Required task: Scan the entries below for the word "this". Copy each line that has it.

Data:
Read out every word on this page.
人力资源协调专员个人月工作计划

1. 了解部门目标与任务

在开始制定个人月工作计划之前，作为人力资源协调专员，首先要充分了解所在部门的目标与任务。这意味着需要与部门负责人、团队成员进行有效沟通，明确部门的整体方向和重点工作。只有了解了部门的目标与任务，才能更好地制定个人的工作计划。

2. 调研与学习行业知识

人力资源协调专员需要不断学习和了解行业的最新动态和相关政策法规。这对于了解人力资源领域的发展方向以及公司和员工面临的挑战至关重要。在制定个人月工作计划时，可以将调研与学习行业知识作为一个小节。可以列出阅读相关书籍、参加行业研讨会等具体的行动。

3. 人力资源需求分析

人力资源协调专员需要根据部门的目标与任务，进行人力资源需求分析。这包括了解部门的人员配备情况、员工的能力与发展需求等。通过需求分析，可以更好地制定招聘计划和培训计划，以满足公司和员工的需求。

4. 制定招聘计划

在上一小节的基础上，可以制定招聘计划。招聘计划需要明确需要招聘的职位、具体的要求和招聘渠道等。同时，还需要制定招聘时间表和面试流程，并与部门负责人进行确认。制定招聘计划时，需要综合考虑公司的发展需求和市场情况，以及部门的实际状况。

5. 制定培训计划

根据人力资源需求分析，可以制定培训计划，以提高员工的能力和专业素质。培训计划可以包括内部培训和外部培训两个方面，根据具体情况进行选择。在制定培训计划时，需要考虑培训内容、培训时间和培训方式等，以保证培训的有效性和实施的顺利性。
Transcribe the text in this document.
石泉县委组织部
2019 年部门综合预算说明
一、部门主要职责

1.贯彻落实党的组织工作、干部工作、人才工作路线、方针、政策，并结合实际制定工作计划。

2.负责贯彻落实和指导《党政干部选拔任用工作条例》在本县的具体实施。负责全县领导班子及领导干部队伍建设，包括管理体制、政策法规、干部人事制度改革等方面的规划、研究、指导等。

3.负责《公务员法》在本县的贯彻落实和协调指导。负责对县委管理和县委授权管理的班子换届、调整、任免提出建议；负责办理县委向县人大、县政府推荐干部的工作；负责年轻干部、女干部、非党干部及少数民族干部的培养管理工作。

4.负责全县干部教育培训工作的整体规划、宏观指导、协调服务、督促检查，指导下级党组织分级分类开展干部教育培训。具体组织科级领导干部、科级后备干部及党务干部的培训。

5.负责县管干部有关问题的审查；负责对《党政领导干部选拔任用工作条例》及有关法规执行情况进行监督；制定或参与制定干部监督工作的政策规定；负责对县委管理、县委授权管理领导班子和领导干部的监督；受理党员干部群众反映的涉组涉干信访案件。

Exercise solution:
Read out every word on this page.
Transcribe the text in this document.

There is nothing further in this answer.